— What is asked —
All of the data below must be repeated exactly.

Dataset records
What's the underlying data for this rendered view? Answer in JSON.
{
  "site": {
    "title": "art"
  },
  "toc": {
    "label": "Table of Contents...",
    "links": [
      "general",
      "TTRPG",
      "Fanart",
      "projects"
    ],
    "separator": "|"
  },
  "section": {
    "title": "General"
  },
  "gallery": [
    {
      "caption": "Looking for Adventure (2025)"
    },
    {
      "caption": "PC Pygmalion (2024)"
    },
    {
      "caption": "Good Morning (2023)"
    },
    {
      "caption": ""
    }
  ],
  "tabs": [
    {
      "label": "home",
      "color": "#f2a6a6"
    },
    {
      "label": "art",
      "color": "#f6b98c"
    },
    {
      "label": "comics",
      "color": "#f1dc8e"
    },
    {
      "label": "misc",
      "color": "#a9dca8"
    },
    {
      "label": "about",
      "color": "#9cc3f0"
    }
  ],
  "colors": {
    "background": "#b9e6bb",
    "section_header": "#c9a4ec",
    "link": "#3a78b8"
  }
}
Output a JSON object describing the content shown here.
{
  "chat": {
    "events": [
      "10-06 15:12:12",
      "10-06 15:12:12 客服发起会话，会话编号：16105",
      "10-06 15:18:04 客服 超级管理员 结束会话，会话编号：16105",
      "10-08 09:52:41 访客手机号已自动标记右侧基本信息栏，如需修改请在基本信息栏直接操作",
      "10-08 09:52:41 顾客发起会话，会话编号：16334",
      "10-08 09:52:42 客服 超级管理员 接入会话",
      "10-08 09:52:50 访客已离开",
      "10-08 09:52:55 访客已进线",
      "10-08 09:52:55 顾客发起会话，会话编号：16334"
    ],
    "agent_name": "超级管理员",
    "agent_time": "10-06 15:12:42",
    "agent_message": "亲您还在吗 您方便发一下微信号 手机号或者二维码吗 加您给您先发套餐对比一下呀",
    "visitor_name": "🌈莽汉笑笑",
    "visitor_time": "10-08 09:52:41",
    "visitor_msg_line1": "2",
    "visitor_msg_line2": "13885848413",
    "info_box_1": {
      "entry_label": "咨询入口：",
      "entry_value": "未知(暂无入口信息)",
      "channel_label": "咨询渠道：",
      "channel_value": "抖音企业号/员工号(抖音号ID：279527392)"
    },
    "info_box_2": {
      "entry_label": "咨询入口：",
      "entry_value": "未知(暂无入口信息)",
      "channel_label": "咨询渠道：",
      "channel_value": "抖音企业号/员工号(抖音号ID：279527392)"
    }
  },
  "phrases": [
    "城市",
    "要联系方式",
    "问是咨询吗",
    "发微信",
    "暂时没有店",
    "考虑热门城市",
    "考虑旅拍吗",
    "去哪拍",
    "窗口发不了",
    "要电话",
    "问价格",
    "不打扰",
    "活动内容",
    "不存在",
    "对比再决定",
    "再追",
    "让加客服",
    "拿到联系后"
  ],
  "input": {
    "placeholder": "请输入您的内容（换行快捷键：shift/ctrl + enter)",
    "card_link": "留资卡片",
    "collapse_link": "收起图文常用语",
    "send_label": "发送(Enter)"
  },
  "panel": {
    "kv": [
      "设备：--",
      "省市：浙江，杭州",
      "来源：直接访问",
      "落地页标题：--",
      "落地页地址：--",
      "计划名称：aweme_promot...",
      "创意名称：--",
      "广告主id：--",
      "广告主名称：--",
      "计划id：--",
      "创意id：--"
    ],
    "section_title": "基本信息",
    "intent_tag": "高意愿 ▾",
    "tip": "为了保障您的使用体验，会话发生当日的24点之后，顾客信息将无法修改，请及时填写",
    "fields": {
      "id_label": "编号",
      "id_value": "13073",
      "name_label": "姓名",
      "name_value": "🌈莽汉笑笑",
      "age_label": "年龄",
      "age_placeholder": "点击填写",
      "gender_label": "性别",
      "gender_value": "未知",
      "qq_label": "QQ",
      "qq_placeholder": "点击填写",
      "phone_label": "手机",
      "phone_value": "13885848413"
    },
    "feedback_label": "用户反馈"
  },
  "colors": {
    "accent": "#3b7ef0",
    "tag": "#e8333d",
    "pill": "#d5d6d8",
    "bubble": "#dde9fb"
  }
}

— Correct output —
What's the underlying data for this rendered view? Answer in JSON.
{
  "site": {
    "title": "art"
  },
  "toc": {
    "label": "Table of Contents...",
    "links": [
      "general",
      "TTRPG",
      "Fanart",
      "projects"
    ],
    "separator": "|"
  },
  "section": {
    "title": "General"
  },
  "gallery": [
    {
      "caption": "Looking for Adventure (2025)"
    },
    {
      "caption": "PC Pygmalion (2024)"
    },
    {
      "caption": "Good Morning (2023)"
    },
    {
      "caption": ""
    }
  ],
  "tabs": [
    {
      "label": "home",
      "color": "#f2a6a6"
    },
    {
      "label": "art",
      "color": "#f6b98c"
    },
    {
      "label": "comics",
      "color": "#f1dc8e"
    },
    {
      "label": "misc",
      "color": "#a9dca8"
    },
    {
      "label": "about",
      "color": "#9cc3f0"
    }
  ],
  "colors": {
    "background": "#b9e6bb",
    "section_header": "#c9a4ec",
    "link": "#3a78b8"
  }
}
Output a JSON object describing the content shown here.
{
  "chat": {
    "events": [
      "10-06 15:12:12",
      "10-06 15:12:12 客服发起会话，会话编号：16105",
      "10-06 15:18:04 客服 超级管理员 结束会话，会话编号：16105",
      "10-08 09:52:41 访客手机号已自动标记右侧基本信息栏，如需修改请在基本信息栏直接操作",
      "10-08 09:52:41 顾客发起会话，会话编号：16334",
      "10-08 09:52:42 客服 超级管理员 接入会话",
      "10-08 09:52:50 访客已离开",
      "10-08 09:52:55 访客已进线",
      "10-08 09:52:55 顾客发起会话，会话编号：16334"
    ],
    "agent_name": "超级管理员",
    "agent_time": "10-06 15:12:42",
    "agent_message": "亲您还在吗 您方便发一下微信号 手机号或者二维码吗 加您给您先发套餐对比一下呀",
    "visitor_name": "🌈莽汉笑笑",
    "visitor_time": "10-08 09:52:41",
    "visitor_msg_line1": "2",
    "visitor_msg_line2": "13885848413",
    "info_box_1": {
      "entry_label": "咨询入口：",
      "entry_value": "未知(暂无入口信息)",
      "channel_label": "咨询渠道：",
      "channel_value": "抖音企业号/员工号(抖音号ID：279527392)"
    },
    "info_box_2": {
      "entry_label": "咨询入口：",
      "entry_value": "未知(暂无入口信息)",
      "channel_label": "咨询渠道：",
      "channel_value": "抖音企业号/员工号(抖音号ID：279527392)"
    }
  },
  "phrases": [
    "城市",
    "要联系方式",
    "问是咨询吗",
    "发微信",
    "暂时没有店",
    "考虑热门城市",
    "考虑旅拍吗",
    "去哪拍",
    "窗口发不了",
    "要电话",
    "问价格",
    "不打扰",
    "活动内容",
    "不存在",
    "对比再决定",
    "再追",
    "让加客服",
    "拿到联系后"
  ],
  "input": {
    "placeholder": "请输入您的内容（换行快捷键：shift/ctrl + enter)",
    "card_link": "留资卡片",
    "collapse_link": "收起图文常用语",
    "send_label": "发送(Enter)"
  },
  "panel": {
    "kv": [
      "设备：--",
      "省市：浙江，杭州",
      "来源：直接访问",
      "落地页标题：--",
      "落地页地址：--",
      "计划名称：aweme_promot...",
      "创意名称：--",
      "广告主id：--",
      "广告主名称：--",
      "计划id：--",
      "创意id：--"
    ],
    "section_title": "基本信息",
    "intent_tag": "高意愿 ▾",
    "tip": "为了保障您的使用体验，会话发生当日的24点之后，顾客信息将无法修改，请及时填写",
    "fields": {
      "id_label": "编号",
      "id_value": "13073",
      "name_label": "姓名",
      "name_value": "🌈莽汉笑笑",
      "age_label": "年龄",
      "age_placeholder": "点击填写",
      "gender_label": "性别",
      "gender_value": "未知",
      "qq_label": "QQ",
      "qq_placeholder": "点击填写",
      "phone_label": "手机",
      "phone_value": "13885848413"
    },
    "feedback_label": "用户反馈"
  },
  "colors": {
    "accent": "#3b7ef0",
    "tag": "#e8333d",
    "pill": "#d5d6d8",
    "bubble": "#dde9fb"
  }
}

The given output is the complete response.